>> BEGIN Extracted information
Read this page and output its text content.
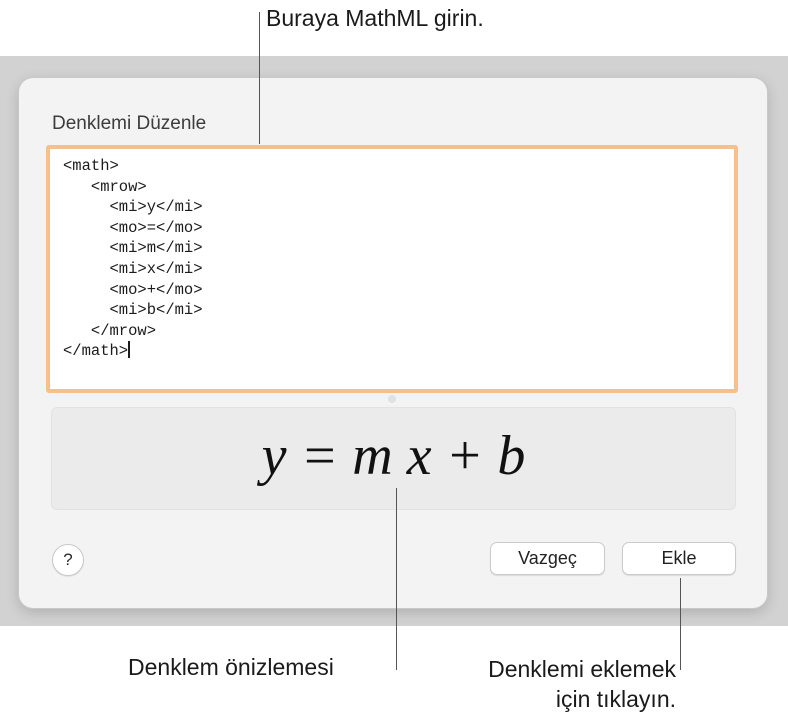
Denklemi Düzenle
<math>
<mrow>
<mi>y</mi>
<mo>=</mo>
<mi>m</mi>
<mi>x</mi>
<mo>+</mo>
<mi>b</mi>
</mrow>
</math>
y = m x + b
?	Vazgeç	Ekle
Buraya MathML girin.
Denklem önizlemesi	Denklemi eklemek
için tıklayın.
>> END Extracted information
**What the task requires:**
Scan the records above, count the lines with "Denklemi" in them, and give only the number.

**Output for this exercise:**
2